[Begin Records for the exercise]

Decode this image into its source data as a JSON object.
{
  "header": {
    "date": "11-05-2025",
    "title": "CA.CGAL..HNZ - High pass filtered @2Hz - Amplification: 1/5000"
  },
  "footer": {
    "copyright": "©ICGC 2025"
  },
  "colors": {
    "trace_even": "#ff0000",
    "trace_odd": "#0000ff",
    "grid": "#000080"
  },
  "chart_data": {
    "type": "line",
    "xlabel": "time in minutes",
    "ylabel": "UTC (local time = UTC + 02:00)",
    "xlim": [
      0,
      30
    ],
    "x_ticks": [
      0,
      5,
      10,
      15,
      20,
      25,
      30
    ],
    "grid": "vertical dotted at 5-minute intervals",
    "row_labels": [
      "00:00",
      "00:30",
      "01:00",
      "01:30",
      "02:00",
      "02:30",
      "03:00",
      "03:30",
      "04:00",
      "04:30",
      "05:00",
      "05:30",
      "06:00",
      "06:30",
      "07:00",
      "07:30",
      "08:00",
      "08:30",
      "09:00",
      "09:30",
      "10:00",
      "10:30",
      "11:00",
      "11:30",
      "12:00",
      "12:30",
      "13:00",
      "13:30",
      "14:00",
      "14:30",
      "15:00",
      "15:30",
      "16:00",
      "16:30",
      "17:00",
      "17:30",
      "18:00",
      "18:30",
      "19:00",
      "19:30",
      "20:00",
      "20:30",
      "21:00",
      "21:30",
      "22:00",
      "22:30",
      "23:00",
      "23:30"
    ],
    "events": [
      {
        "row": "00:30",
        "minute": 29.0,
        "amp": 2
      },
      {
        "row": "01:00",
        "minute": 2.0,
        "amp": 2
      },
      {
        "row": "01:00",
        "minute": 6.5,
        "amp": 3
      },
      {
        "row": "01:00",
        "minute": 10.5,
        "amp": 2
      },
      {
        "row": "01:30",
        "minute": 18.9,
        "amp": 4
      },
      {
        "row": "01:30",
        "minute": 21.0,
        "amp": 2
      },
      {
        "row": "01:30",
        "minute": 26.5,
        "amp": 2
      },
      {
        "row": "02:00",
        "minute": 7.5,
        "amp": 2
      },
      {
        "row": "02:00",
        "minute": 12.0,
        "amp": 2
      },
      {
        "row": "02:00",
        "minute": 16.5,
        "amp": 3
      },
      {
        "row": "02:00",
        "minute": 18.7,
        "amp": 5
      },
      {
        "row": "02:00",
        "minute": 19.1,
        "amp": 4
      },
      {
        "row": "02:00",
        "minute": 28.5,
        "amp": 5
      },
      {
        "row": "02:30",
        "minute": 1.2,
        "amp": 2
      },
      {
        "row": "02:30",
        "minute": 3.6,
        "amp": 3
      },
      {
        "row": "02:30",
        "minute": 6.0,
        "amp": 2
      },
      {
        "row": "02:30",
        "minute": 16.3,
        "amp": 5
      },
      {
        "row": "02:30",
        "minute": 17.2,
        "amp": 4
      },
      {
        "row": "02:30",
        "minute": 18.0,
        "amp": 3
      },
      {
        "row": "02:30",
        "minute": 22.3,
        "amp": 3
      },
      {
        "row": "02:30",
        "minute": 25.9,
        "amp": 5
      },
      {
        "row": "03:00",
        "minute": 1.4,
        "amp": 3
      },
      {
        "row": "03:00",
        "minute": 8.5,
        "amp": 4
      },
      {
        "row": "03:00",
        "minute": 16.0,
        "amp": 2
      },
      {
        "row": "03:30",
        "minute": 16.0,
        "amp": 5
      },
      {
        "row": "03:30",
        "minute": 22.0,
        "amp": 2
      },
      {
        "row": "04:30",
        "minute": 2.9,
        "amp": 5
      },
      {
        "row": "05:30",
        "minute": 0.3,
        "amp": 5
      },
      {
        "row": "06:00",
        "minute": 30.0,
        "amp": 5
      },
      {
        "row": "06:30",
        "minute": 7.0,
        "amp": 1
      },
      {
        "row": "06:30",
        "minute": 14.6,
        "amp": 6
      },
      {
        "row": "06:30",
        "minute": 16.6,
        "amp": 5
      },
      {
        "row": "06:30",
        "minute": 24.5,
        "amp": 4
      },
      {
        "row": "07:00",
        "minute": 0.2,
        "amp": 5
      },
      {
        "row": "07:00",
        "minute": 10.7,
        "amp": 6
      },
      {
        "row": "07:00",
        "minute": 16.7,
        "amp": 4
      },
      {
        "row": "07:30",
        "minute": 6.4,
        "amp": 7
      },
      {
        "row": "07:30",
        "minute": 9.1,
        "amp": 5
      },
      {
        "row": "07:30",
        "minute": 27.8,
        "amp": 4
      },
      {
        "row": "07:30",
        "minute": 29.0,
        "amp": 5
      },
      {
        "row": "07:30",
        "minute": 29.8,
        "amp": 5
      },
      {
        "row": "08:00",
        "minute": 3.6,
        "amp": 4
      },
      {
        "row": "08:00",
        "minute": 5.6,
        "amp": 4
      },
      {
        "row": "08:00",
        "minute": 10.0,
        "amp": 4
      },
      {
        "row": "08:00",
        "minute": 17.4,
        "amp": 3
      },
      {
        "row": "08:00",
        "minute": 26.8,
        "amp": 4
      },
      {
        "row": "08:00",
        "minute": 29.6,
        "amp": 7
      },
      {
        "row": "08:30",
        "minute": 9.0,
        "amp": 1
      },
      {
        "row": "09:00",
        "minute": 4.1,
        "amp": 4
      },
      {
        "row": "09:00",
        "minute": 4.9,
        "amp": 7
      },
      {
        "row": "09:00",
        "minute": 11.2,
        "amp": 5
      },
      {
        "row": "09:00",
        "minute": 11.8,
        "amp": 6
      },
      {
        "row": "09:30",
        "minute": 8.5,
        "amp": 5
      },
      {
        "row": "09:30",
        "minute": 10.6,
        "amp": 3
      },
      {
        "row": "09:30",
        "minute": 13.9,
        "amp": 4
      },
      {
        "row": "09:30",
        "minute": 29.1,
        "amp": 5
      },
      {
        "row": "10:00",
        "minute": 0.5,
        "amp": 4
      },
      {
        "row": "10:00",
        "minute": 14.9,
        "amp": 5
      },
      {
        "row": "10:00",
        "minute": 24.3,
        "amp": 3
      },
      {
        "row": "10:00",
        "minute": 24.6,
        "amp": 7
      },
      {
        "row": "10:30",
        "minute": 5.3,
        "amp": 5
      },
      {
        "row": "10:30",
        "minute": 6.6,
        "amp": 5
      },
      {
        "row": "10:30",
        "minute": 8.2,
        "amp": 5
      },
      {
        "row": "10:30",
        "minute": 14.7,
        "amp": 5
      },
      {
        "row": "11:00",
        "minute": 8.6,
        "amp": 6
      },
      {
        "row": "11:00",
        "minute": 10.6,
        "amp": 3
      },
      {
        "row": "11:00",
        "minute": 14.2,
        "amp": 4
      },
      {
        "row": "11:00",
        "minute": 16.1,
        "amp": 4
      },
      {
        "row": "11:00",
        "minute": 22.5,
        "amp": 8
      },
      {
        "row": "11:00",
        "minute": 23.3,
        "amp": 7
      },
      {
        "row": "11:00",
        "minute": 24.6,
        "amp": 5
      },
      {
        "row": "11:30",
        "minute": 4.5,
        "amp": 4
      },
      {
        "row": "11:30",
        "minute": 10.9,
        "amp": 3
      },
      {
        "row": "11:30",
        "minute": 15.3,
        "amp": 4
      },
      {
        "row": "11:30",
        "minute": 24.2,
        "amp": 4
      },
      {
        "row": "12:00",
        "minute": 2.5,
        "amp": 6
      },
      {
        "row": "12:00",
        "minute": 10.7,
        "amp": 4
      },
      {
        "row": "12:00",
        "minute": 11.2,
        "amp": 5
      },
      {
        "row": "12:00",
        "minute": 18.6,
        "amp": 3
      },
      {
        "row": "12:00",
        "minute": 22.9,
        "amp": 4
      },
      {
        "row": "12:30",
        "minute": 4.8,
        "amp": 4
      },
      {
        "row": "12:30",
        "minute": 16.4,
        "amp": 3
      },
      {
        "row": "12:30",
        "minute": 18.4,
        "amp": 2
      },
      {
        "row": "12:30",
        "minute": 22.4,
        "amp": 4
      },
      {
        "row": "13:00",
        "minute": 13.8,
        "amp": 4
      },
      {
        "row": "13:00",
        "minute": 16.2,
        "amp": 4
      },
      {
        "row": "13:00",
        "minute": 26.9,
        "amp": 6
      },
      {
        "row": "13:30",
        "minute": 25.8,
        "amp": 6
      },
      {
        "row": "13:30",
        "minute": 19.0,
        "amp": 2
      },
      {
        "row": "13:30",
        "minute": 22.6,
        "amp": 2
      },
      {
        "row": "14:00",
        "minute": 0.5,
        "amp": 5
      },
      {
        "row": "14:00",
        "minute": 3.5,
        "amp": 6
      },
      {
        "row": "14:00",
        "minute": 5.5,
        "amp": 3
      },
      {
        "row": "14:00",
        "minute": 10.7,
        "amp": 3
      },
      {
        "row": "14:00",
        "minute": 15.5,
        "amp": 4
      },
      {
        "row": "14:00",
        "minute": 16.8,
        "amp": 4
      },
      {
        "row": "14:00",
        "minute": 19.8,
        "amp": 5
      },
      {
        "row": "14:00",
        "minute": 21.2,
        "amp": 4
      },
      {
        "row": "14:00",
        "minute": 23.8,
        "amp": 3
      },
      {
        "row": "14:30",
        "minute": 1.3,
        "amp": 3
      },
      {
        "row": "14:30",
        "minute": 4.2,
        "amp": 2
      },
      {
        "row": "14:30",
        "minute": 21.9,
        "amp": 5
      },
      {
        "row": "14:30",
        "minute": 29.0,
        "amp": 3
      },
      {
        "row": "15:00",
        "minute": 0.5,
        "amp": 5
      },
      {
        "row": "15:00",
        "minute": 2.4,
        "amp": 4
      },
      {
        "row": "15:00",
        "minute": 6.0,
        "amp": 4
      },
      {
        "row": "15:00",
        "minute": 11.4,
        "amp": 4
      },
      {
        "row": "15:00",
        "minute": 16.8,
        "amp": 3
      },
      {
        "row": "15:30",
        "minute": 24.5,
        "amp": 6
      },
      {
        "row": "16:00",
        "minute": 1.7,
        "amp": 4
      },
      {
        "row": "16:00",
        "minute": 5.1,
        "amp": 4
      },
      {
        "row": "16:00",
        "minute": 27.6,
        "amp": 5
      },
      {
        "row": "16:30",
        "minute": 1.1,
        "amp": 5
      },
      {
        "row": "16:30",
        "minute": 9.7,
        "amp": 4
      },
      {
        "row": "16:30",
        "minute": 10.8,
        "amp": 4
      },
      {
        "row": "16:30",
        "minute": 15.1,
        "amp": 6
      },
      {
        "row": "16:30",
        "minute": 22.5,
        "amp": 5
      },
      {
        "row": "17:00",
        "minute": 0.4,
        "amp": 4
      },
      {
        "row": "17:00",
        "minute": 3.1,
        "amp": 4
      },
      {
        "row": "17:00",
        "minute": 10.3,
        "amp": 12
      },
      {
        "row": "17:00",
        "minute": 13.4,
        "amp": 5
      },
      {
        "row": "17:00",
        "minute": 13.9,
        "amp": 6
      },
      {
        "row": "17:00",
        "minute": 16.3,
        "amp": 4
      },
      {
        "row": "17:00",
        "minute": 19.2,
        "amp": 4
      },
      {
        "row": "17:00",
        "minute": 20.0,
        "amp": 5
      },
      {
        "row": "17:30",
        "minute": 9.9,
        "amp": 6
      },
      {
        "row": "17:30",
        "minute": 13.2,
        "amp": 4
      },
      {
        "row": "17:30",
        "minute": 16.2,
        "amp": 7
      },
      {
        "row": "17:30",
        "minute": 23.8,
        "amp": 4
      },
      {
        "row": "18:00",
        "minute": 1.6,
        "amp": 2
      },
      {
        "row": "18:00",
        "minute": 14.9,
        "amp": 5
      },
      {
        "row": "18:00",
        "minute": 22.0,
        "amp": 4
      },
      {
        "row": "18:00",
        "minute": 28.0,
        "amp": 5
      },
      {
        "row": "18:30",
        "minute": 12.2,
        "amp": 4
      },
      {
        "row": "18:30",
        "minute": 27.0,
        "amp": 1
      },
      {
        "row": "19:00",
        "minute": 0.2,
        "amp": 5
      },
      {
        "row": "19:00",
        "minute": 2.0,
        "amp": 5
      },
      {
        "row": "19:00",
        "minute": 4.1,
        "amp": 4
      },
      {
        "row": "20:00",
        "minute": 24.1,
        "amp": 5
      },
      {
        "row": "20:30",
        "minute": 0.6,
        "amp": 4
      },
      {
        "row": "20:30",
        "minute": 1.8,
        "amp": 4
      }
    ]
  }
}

[End Records for the exercise]
[Begin Records for the exercise]

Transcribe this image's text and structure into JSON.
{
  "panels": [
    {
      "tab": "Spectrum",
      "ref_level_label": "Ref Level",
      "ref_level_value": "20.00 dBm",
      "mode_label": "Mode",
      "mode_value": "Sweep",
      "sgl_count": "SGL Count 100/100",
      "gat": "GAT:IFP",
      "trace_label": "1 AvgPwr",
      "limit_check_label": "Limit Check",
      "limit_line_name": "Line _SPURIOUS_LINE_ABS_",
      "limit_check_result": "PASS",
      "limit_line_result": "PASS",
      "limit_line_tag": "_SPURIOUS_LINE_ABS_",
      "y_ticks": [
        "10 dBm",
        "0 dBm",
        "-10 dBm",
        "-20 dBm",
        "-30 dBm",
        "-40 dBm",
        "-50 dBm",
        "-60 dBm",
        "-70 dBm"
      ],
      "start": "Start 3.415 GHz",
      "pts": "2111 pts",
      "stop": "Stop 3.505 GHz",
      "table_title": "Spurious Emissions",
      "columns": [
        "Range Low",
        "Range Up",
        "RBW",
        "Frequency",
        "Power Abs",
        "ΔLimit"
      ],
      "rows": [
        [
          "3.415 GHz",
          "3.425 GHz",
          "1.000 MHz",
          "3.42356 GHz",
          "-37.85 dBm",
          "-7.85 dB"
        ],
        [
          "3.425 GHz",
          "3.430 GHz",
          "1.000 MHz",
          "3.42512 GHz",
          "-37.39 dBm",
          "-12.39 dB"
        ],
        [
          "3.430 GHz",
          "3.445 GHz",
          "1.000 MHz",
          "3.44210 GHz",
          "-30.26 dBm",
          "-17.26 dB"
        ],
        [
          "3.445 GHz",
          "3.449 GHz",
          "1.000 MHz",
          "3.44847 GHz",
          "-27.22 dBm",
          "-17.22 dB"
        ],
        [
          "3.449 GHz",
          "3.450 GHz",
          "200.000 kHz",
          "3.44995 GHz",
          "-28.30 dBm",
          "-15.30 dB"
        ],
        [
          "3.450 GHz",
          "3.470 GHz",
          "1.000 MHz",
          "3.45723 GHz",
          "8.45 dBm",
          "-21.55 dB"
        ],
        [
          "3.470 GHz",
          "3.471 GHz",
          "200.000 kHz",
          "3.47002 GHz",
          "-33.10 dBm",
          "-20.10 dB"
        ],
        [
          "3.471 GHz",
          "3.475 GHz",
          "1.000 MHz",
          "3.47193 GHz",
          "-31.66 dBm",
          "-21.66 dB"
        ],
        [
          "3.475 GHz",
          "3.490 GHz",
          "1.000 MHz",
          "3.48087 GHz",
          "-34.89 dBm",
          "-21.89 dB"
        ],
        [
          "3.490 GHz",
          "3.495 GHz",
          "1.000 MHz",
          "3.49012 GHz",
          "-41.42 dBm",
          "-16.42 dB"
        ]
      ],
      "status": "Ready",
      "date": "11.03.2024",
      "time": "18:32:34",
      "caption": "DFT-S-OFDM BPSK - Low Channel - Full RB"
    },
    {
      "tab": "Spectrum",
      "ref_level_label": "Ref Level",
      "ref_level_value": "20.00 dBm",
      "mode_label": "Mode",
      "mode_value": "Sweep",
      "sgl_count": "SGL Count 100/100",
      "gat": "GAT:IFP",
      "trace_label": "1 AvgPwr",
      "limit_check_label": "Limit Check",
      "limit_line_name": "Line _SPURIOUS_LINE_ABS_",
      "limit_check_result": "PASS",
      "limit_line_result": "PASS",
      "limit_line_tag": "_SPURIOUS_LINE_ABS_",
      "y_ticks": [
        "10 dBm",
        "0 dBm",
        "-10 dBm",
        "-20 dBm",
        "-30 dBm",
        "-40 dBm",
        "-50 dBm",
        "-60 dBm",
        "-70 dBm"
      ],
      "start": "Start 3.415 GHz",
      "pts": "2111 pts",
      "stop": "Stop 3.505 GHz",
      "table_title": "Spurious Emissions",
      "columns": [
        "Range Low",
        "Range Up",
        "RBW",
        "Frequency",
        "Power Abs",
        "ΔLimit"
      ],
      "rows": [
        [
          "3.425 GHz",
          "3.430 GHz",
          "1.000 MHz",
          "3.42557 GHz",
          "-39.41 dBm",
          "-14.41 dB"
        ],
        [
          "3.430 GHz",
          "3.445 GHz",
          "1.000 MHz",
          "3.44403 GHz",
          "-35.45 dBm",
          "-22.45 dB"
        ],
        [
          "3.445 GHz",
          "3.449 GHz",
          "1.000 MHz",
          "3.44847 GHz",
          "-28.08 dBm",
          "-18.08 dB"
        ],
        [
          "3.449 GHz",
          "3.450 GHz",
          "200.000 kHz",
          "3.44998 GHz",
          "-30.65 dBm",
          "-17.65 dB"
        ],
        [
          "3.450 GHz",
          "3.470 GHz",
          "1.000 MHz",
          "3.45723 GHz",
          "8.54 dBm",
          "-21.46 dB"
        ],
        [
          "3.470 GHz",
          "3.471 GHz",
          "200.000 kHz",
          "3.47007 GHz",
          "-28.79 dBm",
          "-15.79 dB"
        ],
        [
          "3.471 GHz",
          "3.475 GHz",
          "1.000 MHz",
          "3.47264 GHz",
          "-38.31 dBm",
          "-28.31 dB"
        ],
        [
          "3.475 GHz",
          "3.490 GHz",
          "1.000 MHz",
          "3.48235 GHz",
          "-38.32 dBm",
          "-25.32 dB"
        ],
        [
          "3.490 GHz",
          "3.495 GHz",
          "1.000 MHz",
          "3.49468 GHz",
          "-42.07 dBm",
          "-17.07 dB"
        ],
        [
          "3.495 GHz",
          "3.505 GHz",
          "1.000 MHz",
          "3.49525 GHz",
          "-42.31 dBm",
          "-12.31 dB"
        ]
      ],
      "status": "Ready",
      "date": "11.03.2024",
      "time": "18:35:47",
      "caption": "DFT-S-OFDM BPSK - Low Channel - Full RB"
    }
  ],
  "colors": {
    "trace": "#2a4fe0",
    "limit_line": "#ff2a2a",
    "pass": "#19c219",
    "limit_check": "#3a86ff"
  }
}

[End Records for the exercise]

Establish how many lines of the records contain the string "into" and state that number without elaboration.

2